::: Passage given :::

# Lamb/Mutton meat pricing question



## olschoolsteel (Mar 6, 2016)

So I might have found a farm to store market for my lamb. The USDA butcher would take my lamb on the hoof, kill, butcher, and inspect along the way, cut and wrap for the market, and maybe even deliver to the market. The store is interested mainly because it is locally grown and grass finished. (as if there was any other way for lamb besides the CAFOs)

I just got off the phone with the butcher and he has a way to rail weigh the carcass. This provides me the seller and the buyer a third party way to weigh the meat. The question is, What do I charge? Should I just go off off the upper echelon of the going auction rate for lambs? I am looking to stay in the green and I have the market cornered on this so to speak so I can set a high yet reasonable price per pound without much push back. After all, us farmers should make a good return for daily feedings in the rain, snow, sleet, and feed costs. I am thinking in the area of $2.55lb rail weight. The market can cut a deal with the butcher on the price per head kill/cut and inspection fees and absorb that themselves.

What say you oh wise ones of the forum?

As a side note, the butcher says he sees no difference in the meat between hair sheep vs wool sheep except for the outer fat that they usually have to trim off any way. So that means the few extra Barbados and Dorpers that are in with my woolies can be butchers and the end product is about the same. Save for a little extra marbling for the woolies, he sees no difference once on the cutting table.


----------



## deadmoose (Oct 30, 2011)

Sounds cheap to me. Glass will chime in..

But IIRC he was getting 1.80-2.30 live weight. I am not experienced in lamb yield, but if it was beef, those are 3-3.85 ish.


----------



## glasswrongsize (Sep 15, 2015)

I think that 2.55 would be dirt cheap for lamb. Uncle sold to the market south of me and got 2.30 (gross should be @ 2.17 net) for 48 lb average lambs. I sold 2 separate batches north (48 lb avg and 56 lb avg) and got 2.15 (net). If they cut out at 60 percent (they are expected to cut out at 50% which would be 4.30 per pound hanging weight), that would be 3.58 per pound hanging weight. That was the lamb part; for mutton, I have no idea.

That is all figured on 2.15 lamb prices. The price is a little high to the Eastern Orthodox Easter market. The past couple of weeks, prices were 1.80 lb and 2 weeks before Easter they were 2.20, and 2 weeks before that they were in the 1.80 range again.

::: Data :::

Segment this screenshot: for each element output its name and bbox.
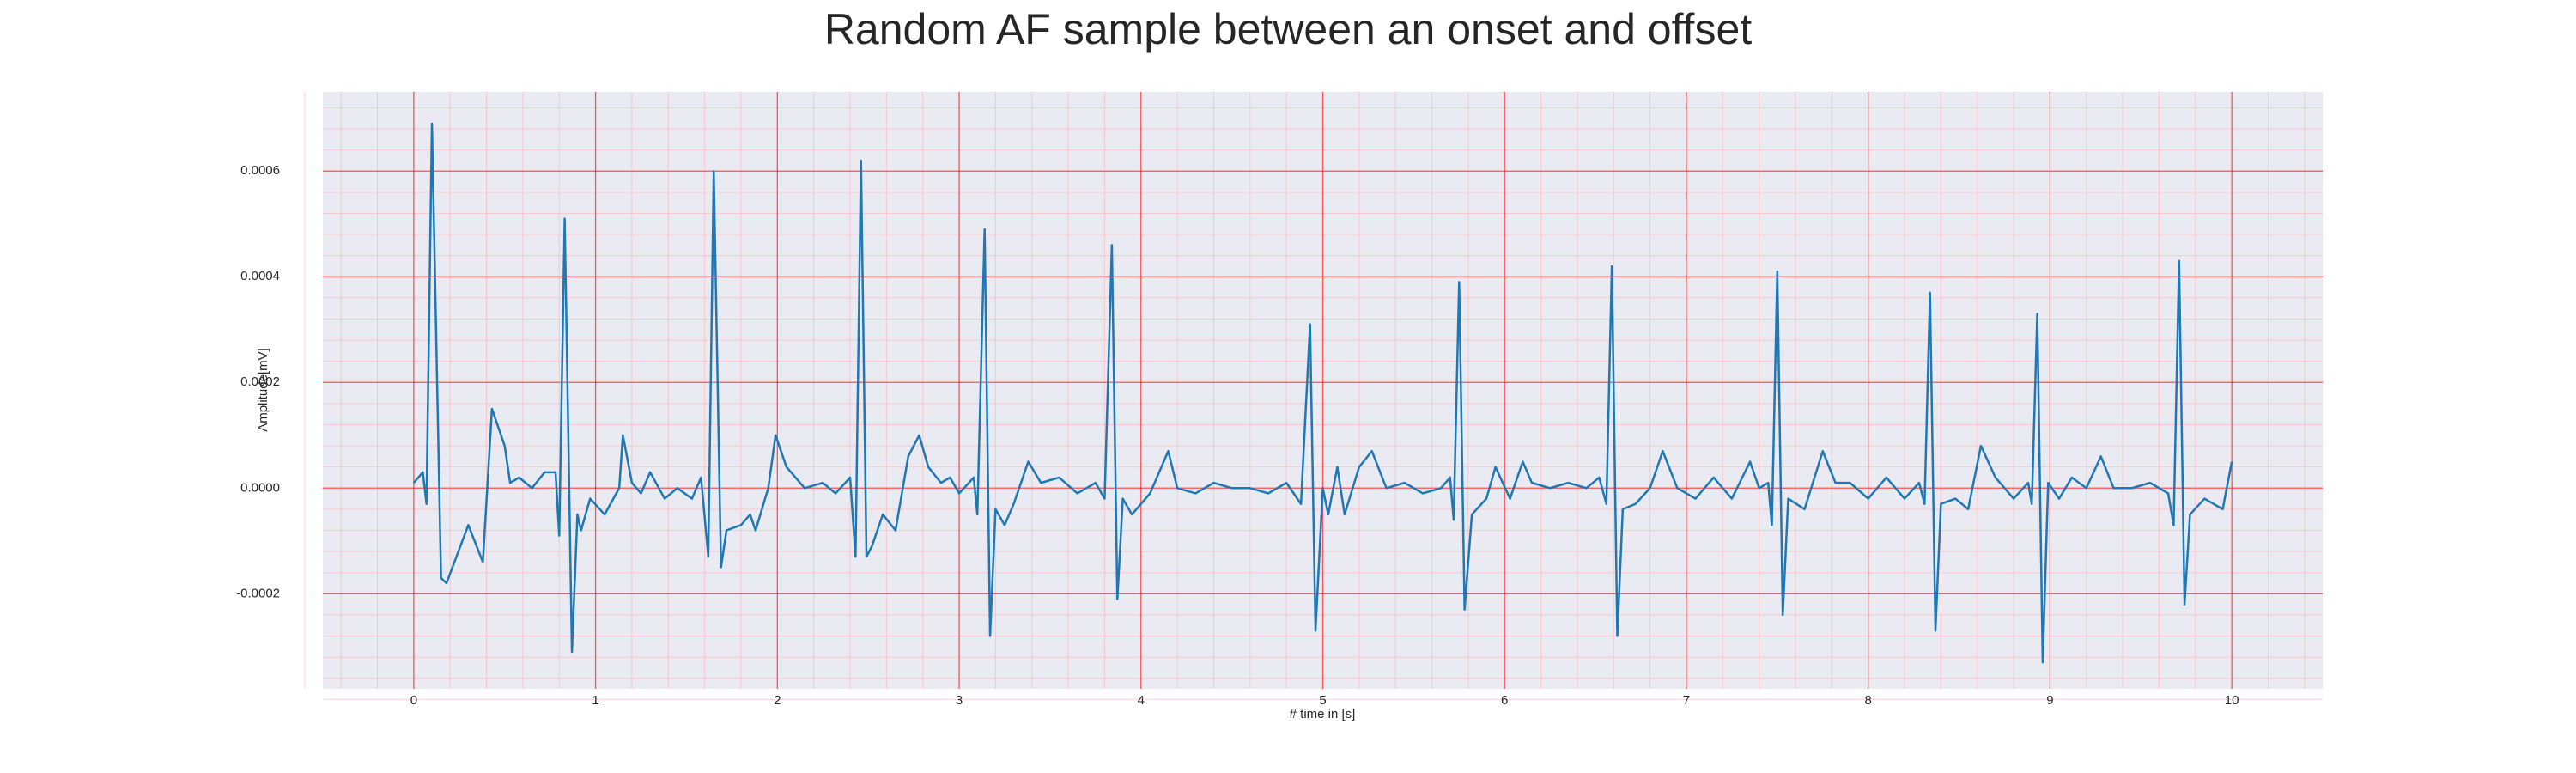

:::

▶ _Written request 1_:
Answer these from the lamb pricing thread:
(a) What price per pound, by rail weight, is the first poster thinking of charging?
(b) Which two hair sheep breeds are mixed in with that poster's wool sheep?
(c) What net price per pound did glasswrongsize get for the two batches sold north?
▶ _Written request 2_:
Pick up the lamb pricing thread after its last sentence and continue it.
The data come from a separate source and are not part of the lamb pricing thread.

▶ _Task result 1_:
(a) $2.55 per pound, rail weight.
(b) Barbados and Dorpers.
(c) 2.15 per pound.

▶ _Task result 2_:
I assume your buyer is going to be selling at or near store prices? I am not against the "other guy" making profit too, but below are prices as per last episode of "SHEEP!" magazine for various cuts. This will give an indication of mark-up from seller to shelf. Also pay attention to the top left corner of one of the pages; it gives whole lamb carcasses by size from <45lb to >85 lb ranging from 501.93 cwt to 301.06 cwt (that would have been printed while market was bearing @1.80 live weight)

















I would speculate that your asking price should be north of the above carcass weight for 2 reasons

1) The buyer wants YOUR lambs and not other lambs that he cannot market as locally grown and grass fed...he intends to sell for a higher than going-rate for YOUR lambs

2) They buyer will probably not take a whole load of sheep at once, so you will have more labor/handling than shipping a whole mess of them at once.

Personally, I would ONLY sell live weight and always shoot for $100 per head minimum. If I sell a 1/2 dozen to someone, they pay me over market price even if they come and get them. It takes nearly as much time to get 3 lambs as it does a load.

Hope this helps a little and makes sense as my mind is muddled and I can't keep a train of thought tonight.
73, Mark


----------



## olschoolsteel (Mar 6, 2016)

I am having a slight mental block understanding the differences is the prices you provided. I am trying to figure out (in the example you gave) the difference between the gross weight and the cut weight. By gross weight do you mean live on the hoof? And by cut weight, do you mean carcass on the hook?

I suppose my biggest roadblock is terminology. When I say rail weight, I am using the butcher's language, and that is carcass weighed on the rail.That seems to be the fairest weight method as it doesnt include hide, head and innards.

Also, what I plan to sell to the market are yearlings. Roughly 70-85 lbs. She even explicitly stated that her and her customers would not be able to tell the difference between lamb and mutton. (lamb under 1 yr of age, mutton over a yr old) Implying she would buy both from me. I still intend to sell her the yearlings for now though.

My intention though is to hit them in the upper echelon of the price without giving them sticker shock and scaring away any current or future business. Yet within reason.

I once thanked a hay seller in Ut for for cutting me such a good deal on alfalfa when he and I both knew he could have demanded a much higher price.His response was;

"It's OK to make money of a guy, but you dont have to do it all at once"

I am trying to live by that principal.

To edit; In a moment of clarity...

If I take my (estimated) gross weight and divide it into the high end price paid, that would give me an average of price per pound paid for lamb...at the time that was printed. I think that is where you are steering me.

So if I guess my average weight at 75lbs on the high end then $4.10 per lb would be closer to the right price. (using the scale in the top left of the page you provided)


----------



## olschoolsteel (Mar 6, 2016)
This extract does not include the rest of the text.